### Given instruction
Spot every line with the word "name" and return it.
━━━━━ Record list
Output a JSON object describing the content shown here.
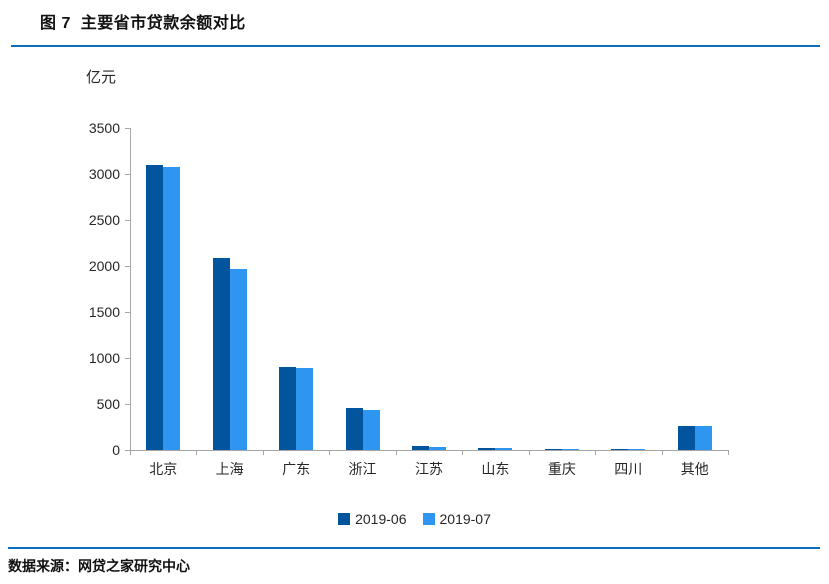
{
  "figure": {
    "title": "图 7  主要省市贷款余额对比",
    "unit_label": "亿元",
    "source": "数据来源：网贷之家研究中心"
  },
  "colors": {
    "series_2019_06": "#02559d",
    "series_2019_07": "#2e96f0",
    "rule_blue": "#0c6cc4",
    "axis_gray": "#a6a6a6"
  },
  "chart_data": {
    "type": "bar",
    "title": "图 7  主要省市贷款余额对比",
    "categories": [
      "北京",
      "上海",
      "广东",
      "浙江",
      "江苏",
      "山东",
      "重庆",
      "四川",
      "其他"
    ],
    "series": [
      {
        "name": "2019-06",
        "color": "#02559d",
        "values": [
          3100,
          2085,
          900,
          458,
          42,
          20,
          16,
          14,
          262
        ]
      },
      {
        "name": "2019-07",
        "color": "#2e96f0",
        "values": [
          3072,
          1970,
          888,
          436,
          30,
          18,
          15,
          13,
          260
        ]
      }
    ],
    "xlabel": "",
    "ylabel": "亿元",
    "ylim": [
      0,
      3500
    ],
    "yticks": [
      3500,
      3000,
      2500,
      2000,
      1500,
      1000,
      500,
      0
    ],
    "grid": false,
    "legend_position": "bottom"
  }
}
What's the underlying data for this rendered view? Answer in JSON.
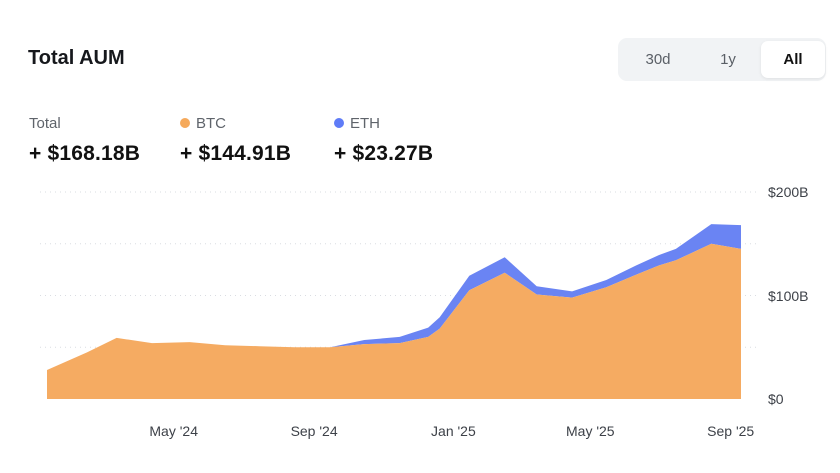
{
  "header": {
    "title": "Total AUM"
  },
  "range_toggle": [
    {
      "label": "30d",
      "active": false
    },
    {
      "label": "1y",
      "active": false
    },
    {
      "label": "All",
      "active": true
    }
  ],
  "stats": [
    {
      "label": "Total",
      "value": "+ $168.18B"
    },
    {
      "label": "BTC",
      "value": "+ $144.91B",
      "dot_color": "#f5a95b"
    },
    {
      "label": "ETH",
      "value": "+ $23.27B",
      "dot_color": "#5f7cf7"
    }
  ],
  "colors": {
    "btc": "#f5ab62",
    "eth": "#6a84f3"
  },
  "chart_data": {
    "type": "area",
    "stacked": true,
    "x": [
      "2024-01-11",
      "2024-02-15",
      "2024-03-12",
      "2024-04-12",
      "2024-05-15",
      "2024-06-15",
      "2024-07-15",
      "2024-08-15",
      "2024-09-15",
      "2024-10-15",
      "2024-11-15",
      "2024-12-10",
      "2024-12-20",
      "2025-01-15",
      "2025-02-15",
      "2025-03-15",
      "2025-04-15",
      "2025-05-15",
      "2025-06-10",
      "2025-06-30",
      "2025-07-15",
      "2025-08-15",
      "2025-09-10"
    ],
    "series": [
      {
        "name": "BTC",
        "values": [
          28,
          45,
          59,
          54,
          55,
          52,
          51,
          50,
          50,
          53,
          54,
          60,
          68,
          105,
          122,
          101,
          98,
          108,
          120,
          129,
          134,
          150,
          145
        ]
      },
      {
        "name": "ETH",
        "values": [
          0,
          0,
          0,
          0,
          0,
          0,
          0,
          0,
          0,
          4,
          6,
          9,
          11,
          14,
          15,
          8,
          6,
          7,
          9,
          10,
          11,
          19,
          23
        ]
      }
    ],
    "x_ticks": [
      "May '24",
      "Sep '24",
      "Jan '25",
      "May '25",
      "Sep '25"
    ],
    "y_ticks": [
      "$200B",
      "$100B",
      "$0"
    ],
    "ylim": [
      0,
      200
    ],
    "grid": true
  }
}
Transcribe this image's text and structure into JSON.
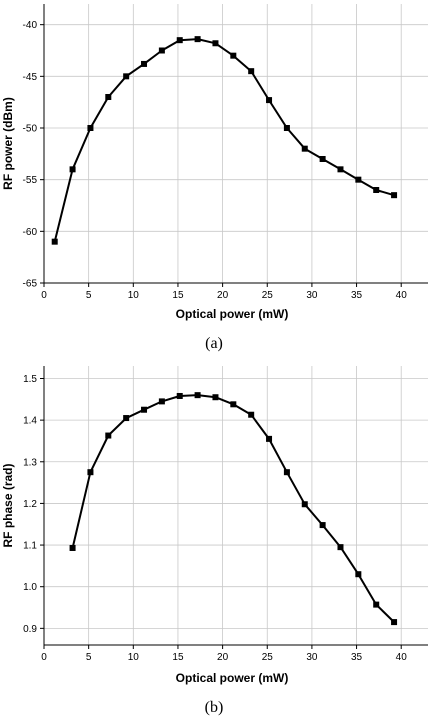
━━━━━━━━━━
### Reply
        "name": "2019-06",
        "name": "2019-07",
        "name": "BTC",
        "name": "ETH",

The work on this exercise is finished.